Goal: Read the entries below and pull out each line with the string "content".

========================================

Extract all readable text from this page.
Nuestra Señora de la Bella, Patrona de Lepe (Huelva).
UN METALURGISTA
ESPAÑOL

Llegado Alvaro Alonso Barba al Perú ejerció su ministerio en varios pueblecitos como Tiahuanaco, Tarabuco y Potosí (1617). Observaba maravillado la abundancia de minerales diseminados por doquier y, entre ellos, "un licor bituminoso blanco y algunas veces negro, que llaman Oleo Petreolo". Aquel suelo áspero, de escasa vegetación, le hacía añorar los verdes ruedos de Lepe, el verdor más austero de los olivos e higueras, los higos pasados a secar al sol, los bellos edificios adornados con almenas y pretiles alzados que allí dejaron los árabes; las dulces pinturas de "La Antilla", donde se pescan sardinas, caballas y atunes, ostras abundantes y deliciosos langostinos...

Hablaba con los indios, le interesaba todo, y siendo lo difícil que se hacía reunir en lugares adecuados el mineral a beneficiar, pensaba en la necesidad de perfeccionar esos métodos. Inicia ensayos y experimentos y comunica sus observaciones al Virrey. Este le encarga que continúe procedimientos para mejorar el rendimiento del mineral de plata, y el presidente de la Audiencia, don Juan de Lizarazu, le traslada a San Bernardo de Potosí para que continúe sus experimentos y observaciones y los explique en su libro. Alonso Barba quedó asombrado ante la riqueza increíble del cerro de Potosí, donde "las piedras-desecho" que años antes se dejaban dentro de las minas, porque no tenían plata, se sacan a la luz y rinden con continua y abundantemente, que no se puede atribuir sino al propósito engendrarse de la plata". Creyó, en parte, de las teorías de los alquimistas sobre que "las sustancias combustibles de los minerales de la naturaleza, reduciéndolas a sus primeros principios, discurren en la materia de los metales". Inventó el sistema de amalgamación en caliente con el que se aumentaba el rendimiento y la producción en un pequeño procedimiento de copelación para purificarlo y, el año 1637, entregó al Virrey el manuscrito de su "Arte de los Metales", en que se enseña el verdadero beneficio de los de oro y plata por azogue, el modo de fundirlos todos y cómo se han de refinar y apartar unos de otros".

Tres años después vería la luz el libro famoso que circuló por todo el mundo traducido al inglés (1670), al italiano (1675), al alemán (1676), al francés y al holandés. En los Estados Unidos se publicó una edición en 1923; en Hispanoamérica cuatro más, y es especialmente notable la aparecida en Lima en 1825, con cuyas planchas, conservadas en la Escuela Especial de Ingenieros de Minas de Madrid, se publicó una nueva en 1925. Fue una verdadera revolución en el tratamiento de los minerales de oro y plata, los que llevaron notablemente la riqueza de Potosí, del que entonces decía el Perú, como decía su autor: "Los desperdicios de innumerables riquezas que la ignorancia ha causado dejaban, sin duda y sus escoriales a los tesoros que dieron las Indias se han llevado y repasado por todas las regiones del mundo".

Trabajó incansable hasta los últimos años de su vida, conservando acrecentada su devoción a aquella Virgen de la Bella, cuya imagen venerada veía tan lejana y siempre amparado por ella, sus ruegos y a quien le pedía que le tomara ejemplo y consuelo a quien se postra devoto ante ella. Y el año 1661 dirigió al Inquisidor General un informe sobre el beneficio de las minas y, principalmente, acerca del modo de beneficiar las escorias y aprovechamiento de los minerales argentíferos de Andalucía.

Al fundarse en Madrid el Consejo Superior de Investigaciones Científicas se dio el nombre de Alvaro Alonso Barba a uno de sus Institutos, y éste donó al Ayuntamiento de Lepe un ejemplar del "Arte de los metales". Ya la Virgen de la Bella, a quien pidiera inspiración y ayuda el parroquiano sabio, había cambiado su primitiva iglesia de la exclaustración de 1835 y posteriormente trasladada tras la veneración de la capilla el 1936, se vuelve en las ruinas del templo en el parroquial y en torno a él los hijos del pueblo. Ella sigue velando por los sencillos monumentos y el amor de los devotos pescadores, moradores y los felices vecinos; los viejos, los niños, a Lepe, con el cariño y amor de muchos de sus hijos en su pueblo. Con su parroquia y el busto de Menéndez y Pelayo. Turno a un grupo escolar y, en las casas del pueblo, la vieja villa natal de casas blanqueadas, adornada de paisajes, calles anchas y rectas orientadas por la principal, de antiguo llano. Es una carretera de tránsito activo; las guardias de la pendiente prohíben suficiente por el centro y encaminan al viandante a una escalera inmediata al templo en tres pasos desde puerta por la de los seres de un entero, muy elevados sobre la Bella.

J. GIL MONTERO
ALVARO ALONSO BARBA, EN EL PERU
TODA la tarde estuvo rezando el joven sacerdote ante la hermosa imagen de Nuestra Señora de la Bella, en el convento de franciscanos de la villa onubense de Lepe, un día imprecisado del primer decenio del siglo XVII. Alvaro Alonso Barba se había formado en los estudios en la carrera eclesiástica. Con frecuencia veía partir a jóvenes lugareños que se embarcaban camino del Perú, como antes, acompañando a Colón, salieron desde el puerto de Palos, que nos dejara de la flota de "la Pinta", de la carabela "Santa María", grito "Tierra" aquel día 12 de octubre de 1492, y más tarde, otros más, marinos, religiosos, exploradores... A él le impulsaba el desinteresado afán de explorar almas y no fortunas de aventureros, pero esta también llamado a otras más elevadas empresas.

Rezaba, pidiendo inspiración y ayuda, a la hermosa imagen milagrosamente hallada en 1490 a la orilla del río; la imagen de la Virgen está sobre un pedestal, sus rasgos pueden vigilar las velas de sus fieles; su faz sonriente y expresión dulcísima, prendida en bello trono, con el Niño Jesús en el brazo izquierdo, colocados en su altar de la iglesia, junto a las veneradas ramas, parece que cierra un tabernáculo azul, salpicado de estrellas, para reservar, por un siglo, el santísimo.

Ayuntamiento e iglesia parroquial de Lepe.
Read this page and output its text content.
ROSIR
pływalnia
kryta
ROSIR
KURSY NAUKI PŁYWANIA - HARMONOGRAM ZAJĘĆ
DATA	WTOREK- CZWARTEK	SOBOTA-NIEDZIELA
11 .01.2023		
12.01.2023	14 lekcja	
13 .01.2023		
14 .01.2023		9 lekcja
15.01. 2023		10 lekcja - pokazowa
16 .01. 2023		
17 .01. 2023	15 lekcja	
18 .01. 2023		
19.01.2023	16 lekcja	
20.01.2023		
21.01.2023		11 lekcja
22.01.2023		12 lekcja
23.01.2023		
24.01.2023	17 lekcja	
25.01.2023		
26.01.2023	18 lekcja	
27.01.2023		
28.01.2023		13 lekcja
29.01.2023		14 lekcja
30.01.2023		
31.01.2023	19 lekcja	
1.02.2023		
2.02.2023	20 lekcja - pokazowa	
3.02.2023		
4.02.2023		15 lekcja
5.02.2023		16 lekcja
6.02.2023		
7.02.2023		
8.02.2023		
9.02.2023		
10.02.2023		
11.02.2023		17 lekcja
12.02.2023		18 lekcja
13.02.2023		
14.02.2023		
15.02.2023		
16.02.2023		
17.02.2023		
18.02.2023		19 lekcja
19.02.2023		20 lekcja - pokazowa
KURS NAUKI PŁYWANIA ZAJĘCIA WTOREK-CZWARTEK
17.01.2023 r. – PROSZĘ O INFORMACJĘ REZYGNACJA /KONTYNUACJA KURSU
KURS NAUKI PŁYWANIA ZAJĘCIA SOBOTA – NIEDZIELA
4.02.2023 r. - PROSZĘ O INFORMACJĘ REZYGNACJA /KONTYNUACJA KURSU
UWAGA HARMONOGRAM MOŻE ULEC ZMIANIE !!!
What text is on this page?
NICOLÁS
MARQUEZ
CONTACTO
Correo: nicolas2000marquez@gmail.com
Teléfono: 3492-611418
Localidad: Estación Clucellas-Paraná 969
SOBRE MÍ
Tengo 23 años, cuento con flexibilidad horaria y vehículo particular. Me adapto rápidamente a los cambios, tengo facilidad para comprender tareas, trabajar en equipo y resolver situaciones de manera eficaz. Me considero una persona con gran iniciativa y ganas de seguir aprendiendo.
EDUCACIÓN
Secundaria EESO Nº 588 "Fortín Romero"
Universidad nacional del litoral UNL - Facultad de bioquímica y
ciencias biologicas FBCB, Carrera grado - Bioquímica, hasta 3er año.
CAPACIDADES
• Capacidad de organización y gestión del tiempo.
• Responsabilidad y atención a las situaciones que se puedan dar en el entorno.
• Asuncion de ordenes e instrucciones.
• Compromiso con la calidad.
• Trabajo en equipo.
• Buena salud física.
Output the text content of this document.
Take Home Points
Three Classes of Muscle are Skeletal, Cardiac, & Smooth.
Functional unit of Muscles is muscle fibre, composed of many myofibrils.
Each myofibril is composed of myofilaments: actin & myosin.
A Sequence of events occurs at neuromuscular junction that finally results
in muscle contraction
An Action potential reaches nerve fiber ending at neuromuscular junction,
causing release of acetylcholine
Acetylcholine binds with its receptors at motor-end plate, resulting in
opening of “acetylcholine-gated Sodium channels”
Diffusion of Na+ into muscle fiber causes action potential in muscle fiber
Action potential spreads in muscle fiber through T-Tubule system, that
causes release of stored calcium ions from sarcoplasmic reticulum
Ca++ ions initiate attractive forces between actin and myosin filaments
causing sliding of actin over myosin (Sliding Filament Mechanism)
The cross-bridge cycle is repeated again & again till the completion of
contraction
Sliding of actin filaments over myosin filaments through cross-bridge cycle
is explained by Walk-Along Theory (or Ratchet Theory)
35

========================================

Expected output:
Read this page and output its text content.
Output the text content of this document.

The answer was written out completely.